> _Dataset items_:
○ ○ ○

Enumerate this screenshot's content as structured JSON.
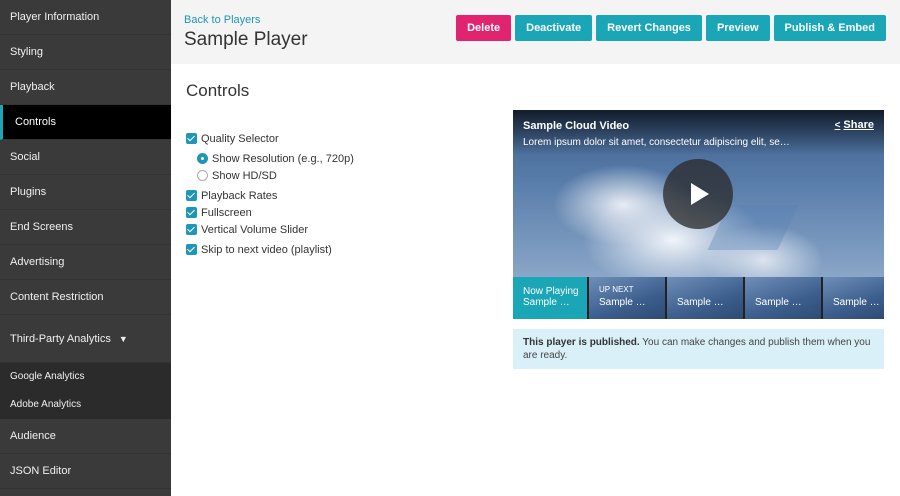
{
  "sidebar": {
    "items": [
      {
        "label": "Player Information"
      },
      {
        "label": "Styling"
      },
      {
        "label": "Playback"
      },
      {
        "label": "Controls"
      },
      {
        "label": "Social"
      },
      {
        "label": "Plugins"
      },
      {
        "label": "End Screens"
      },
      {
        "label": "Advertising"
      },
      {
        "label": "Content Restriction"
      },
      {
        "label": "Third-Party Analytics",
        "caret": "▼"
      }
    ],
    "sub_items": [
      {
        "label": "Google Analytics"
      },
      {
        "label": "Adobe Analytics"
      }
    ],
    "bottom_items": [
      {
        "label": "Audience"
      },
      {
        "label": "JSON Editor"
      }
    ]
  },
  "header": {
    "back_link": "Back to Players",
    "title": "Sample Player",
    "buttons": {
      "delete": "Delete",
      "deactivate": "Deactivate",
      "revert": "Revert Changes",
      "preview": "Preview",
      "publish": "Publish & Embed"
    }
  },
  "section": {
    "title": "Controls",
    "options": {
      "quality_selector": "Quality Selector",
      "show_resolution": "Show Resolution (e.g., 720p)",
      "show_hdsd": "Show HD/SD",
      "playback_rates": "Playback Rates",
      "fullscreen": "Fullscreen",
      "vertical_volume": "Vertical Volume Slider",
      "skip_next": "Skip to next video (playlist)"
    }
  },
  "player": {
    "title": "Sample Cloud Video",
    "description": "Lorem ipsum dolor sit amet, consectetur adipiscing elit, se…",
    "share": "Share",
    "thumbs": {
      "now_playing_top": "Now Playing",
      "now_playing_title": "Sample …",
      "up_next_label": "UP NEXT",
      "up_next_title": "Sample …",
      "t3": "Sample …",
      "t4": "Sample …",
      "t5": "Sample …"
    }
  },
  "notice": {
    "bold": "This player is published.",
    "text": " You can make changes and publish them when you are ready."
  },
  "colors": {
    "accent": "#1aa6b7",
    "danger": "#e1246f",
    "sidebar": "#3a3a3a"
  }
}
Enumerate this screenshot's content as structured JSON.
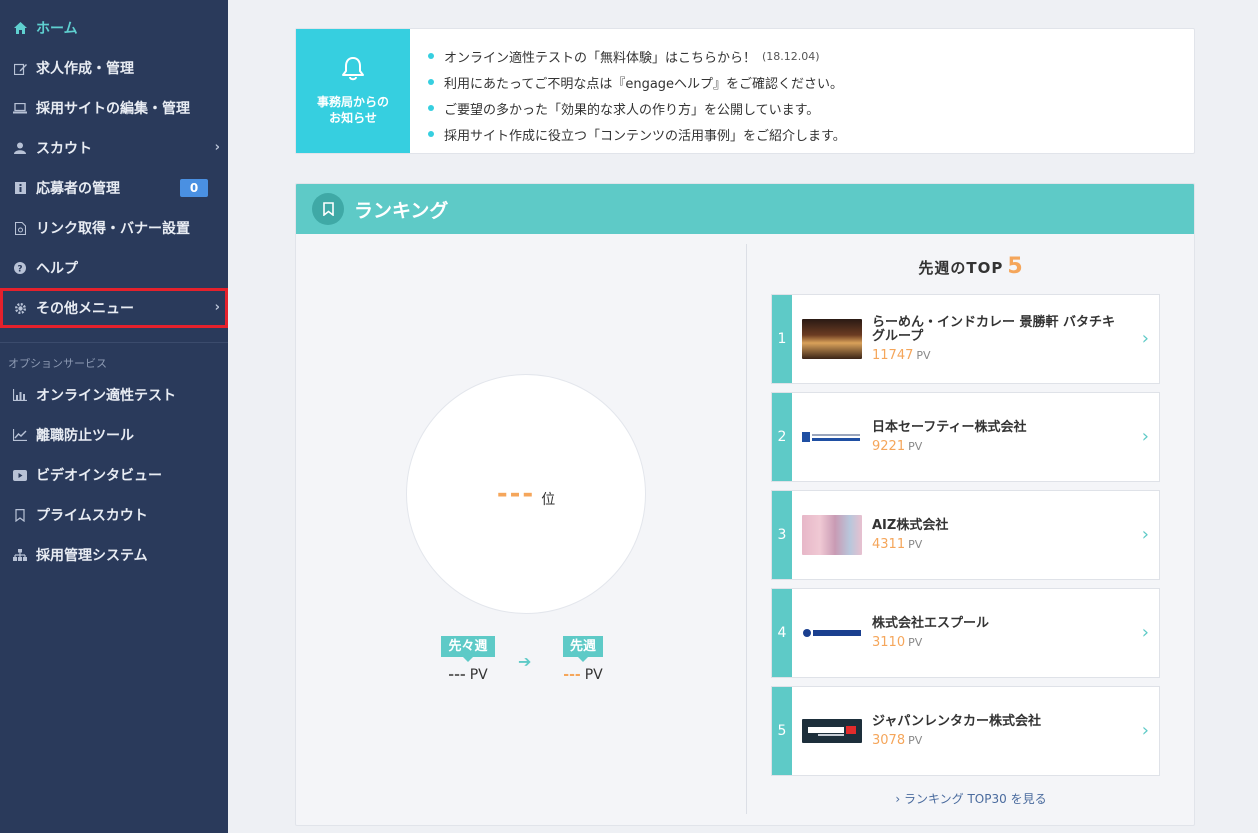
{
  "sidebar": {
    "items": [
      {
        "label": "ホーム",
        "icon": "home-icon"
      },
      {
        "label": "求人作成・管理",
        "icon": "edit-icon"
      },
      {
        "label": "採用サイトの編集・管理",
        "icon": "laptop-icon"
      },
      {
        "label": "スカウト",
        "icon": "user-icon"
      },
      {
        "label": "応募者の管理",
        "icon": "info-icon",
        "badge": "0"
      },
      {
        "label": "リンク取得・バナー設置",
        "icon": "link-file-icon"
      },
      {
        "label": "ヘルプ",
        "icon": "help-icon"
      },
      {
        "label": "その他メニュー",
        "icon": "gear-icon"
      }
    ],
    "section_label": "オプションサービス",
    "option_items": [
      {
        "label": "オンライン適性テスト",
        "icon": "bar-chart-icon"
      },
      {
        "label": "離職防止ツール",
        "icon": "line-chart-icon"
      },
      {
        "label": "ビデオインタビュー",
        "icon": "video-icon"
      },
      {
        "label": "プライムスカウト",
        "icon": "bookmark-icon"
      },
      {
        "label": "採用管理システム",
        "icon": "org-chart-icon"
      }
    ]
  },
  "notice": {
    "title_line1": "事務局からの",
    "title_line2": "お知らせ",
    "items": [
      {
        "text": "オンライン適性テストの「無料体験」はこちらから！",
        "date": "(18.12.04)"
      },
      {
        "text": "利用にあたってご不明な点は『engageヘルプ』をご確認ください。",
        "date": ""
      },
      {
        "text": "ご要望の多かった「効果的な求人の作り方」を公開しています。",
        "date": ""
      },
      {
        "text": "採用サイト作成に役立つ「コンテンツの活用事例」をご紹介します。",
        "date": ""
      }
    ]
  },
  "ranking": {
    "title": "ランキング",
    "rank_value": "---",
    "rank_unit": "位",
    "prev_prev_week_label": "先々週",
    "prev_week_label": "先週",
    "prev_prev_pv": "---",
    "prev_pv": "---",
    "pv_unit": "PV",
    "top_title": "先週のTOP",
    "top_number": "5",
    "top_items": [
      {
        "rank": "1",
        "name": "らーめん・インドカレー 景勝軒 バタチキグループ",
        "pv": "11747",
        "pv_label": "PV"
      },
      {
        "rank": "2",
        "name": "日本セーフティー株式会社",
        "pv": "9221",
        "pv_label": "PV"
      },
      {
        "rank": "3",
        "name": "AIZ株式会社",
        "pv": "4311",
        "pv_label": "PV"
      },
      {
        "rank": "4",
        "name": "株式会社エスプール",
        "pv": "3110",
        "pv_label": "PV"
      },
      {
        "rank": "5",
        "name": "ジャパンレンタカー株式会社",
        "pv": "3078",
        "pv_label": "PV"
      }
    ],
    "more_link": "› ランキング TOP30 を見る"
  },
  "colors": {
    "sidebar_bg": "#2a3a5b",
    "accent_teal": "#5ecac7",
    "notice_cyan": "#36cfe0",
    "orange": "#f5a65b",
    "badge_blue": "#4a90e2",
    "highlight_red": "#e5212c"
  }
}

○ ○ ○

> _GOAL_:
Without the pictures, retype the whole of the material above exactly.

> _REPLY_:
Enumerate this screenshot's content as structured JSON.
{
  "sidebar": {
    "items": [
      {
        "label": "Player Information"
      },
      {
        "label": "Styling"
      },
      {
        "label": "Playback"
      },
      {
        "label": "Controls"
      },
      {
        "label": "Social"
      },
      {
        "label": "Plugins"
      },
      {
        "label": "End Screens"
      },
      {
        "label": "Advertising"
      },
      {
        "label": "Content Restriction"
      },
      {
        "label": "Third-Party Analytics",
        "caret": "▼"
      }
    ],
    "sub_items": [
      {
        "label": "Google Analytics"
      },
      {
        "label": "Adobe Analytics"
      }
    ],
    "bottom_items": [
      {
        "label": "Audience"
      },
      {
        "label": "JSON Editor"
      }
    ]
  },
  "header": {
    "back_link": "Back to Players",
    "title": "Sample Player",
    "buttons": {
      "delete": "Delete",
      "deactivate": "Deactivate",
      "revert": "Revert Changes",
      "preview": "Preview",
      "publish": "Publish & Embed"
    }
  },
  "section": {
    "title": "Controls",
    "options": {
      "quality_selector": "Quality Selector",
      "show_resolution": "Show Resolution (e.g., 720p)",
      "show_hdsd": "Show HD/SD",
      "playback_rates": "Playback Rates",
      "fullscreen": "Fullscreen",
      "vertical_volume": "Vertical Volume Slider",
      "skip_next": "Skip to next video (playlist)"
    }
  },
  "player": {
    "title": "Sample Cloud Video",
    "description": "Lorem ipsum dolor sit amet, consectetur adipiscing elit, se…",
    "share": "Share",
    "thumbs": {
      "now_playing_top": "Now Playing",
      "now_playing_title": "Sample …",
      "up_next_label": "UP NEXT",
      "up_next_title": "Sample …",
      "t3": "Sample …",
      "t4": "Sample …",
      "t5": "Sample …"
    }
  },
  "notice": {
    "bold": "This player is published.",
    "text": " You can make changes and publish them when you are ready."
  },
  "colors": {
    "accent": "#1aa6b7",
    "danger": "#e1246f",
    "sidebar": "#3a3a3a"
  }
}
Enumerate this screenshot's content as structured JSON.
{
  "sidebar": {
    "items": [
      {
        "label": "ホーム",
        "icon": "home-icon"
      },
      {
        "label": "求人作成・管理",
        "icon": "edit-icon"
      },
      {
        "label": "採用サイトの編集・管理",
        "icon": "laptop-icon"
      },
      {
        "label": "スカウト",
        "icon": "user-icon"
      },
      {
        "label": "応募者の管理",
        "icon": "info-icon",
        "badge": "0"
      },
      {
        "label": "リンク取得・バナー設置",
        "icon": "link-file-icon"
      },
      {
        "label": "ヘルプ",
        "icon": "help-icon"
      },
      {
        "label": "その他メニュー",
        "icon": "gear-icon"
      }
    ],
    "section_label": "オプションサービス",
    "option_items": [
      {
        "label": "オンライン適性テスト",
        "icon": "bar-chart-icon"
      },
      {
        "label": "離職防止ツール",
        "icon": "line-chart-icon"
      },
      {
        "label": "ビデオインタビュー",
        "icon": "video-icon"
      },
      {
        "label": "プライムスカウト",
        "icon": "bookmark-icon"
      },
      {
        "label": "採用管理システム",
        "icon": "org-chart-icon"
      }
    ]
  },
  "notice": {
    "title_line1": "事務局からの",
    "title_line2": "お知らせ",
    "items": [
      {
        "text": "オンライン適性テストの「無料体験」はこちらから！",
        "date": "(18.12.04)"
      },
      {
        "text": "利用にあたってご不明な点は『engageヘルプ』をご確認ください。",
        "date": ""
      },
      {
        "text": "ご要望の多かった「効果的な求人の作り方」を公開しています。",
        "date": ""
      },
      {
        "text": "採用サイト作成に役立つ「コンテンツの活用事例」をご紹介します。",
        "date": ""
      }
    ]
  },
  "ranking": {
    "title": "ランキング",
    "rank_value": "---",
    "rank_unit": "位",
    "prev_prev_week_label": "先々週",
    "prev_week_label": "先週",
    "prev_prev_pv": "---",
    "prev_pv": "---",
    "pv_unit": "PV",
    "top_title": "先週のTOP",
    "top_number": "5",
    "top_items": [
      {
        "rank": "1",
        "name": "らーめん・インドカレー 景勝軒 バタチキグループ",
        "pv": "11747",
        "pv_label": "PV"
      },
      {
        "rank": "2",
        "name": "日本セーフティー株式会社",
        "pv": "9221",
        "pv_label": "PV"
      },
      {
        "rank": "3",
        "name": "AIZ株式会社",
        "pv": "4311",
        "pv_label": "PV"
      },
      {
        "rank": "4",
        "name": "株式会社エスプール",
        "pv": "3110",
        "pv_label": "PV"
      },
      {
        "rank": "5",
        "name": "ジャパンレンタカー株式会社",
        "pv": "3078",
        "pv_label": "PV"
      }
    ],
    "more_link": "› ランキング TOP30 を見る"
  },
  "colors": {
    "sidebar_bg": "#2a3a5b",
    "accent_teal": "#5ecac7",
    "notice_cyan": "#36cfe0",
    "orange": "#f5a65b",
    "badge_blue": "#4a90e2",
    "highlight_red": "#e5212c"
  }
}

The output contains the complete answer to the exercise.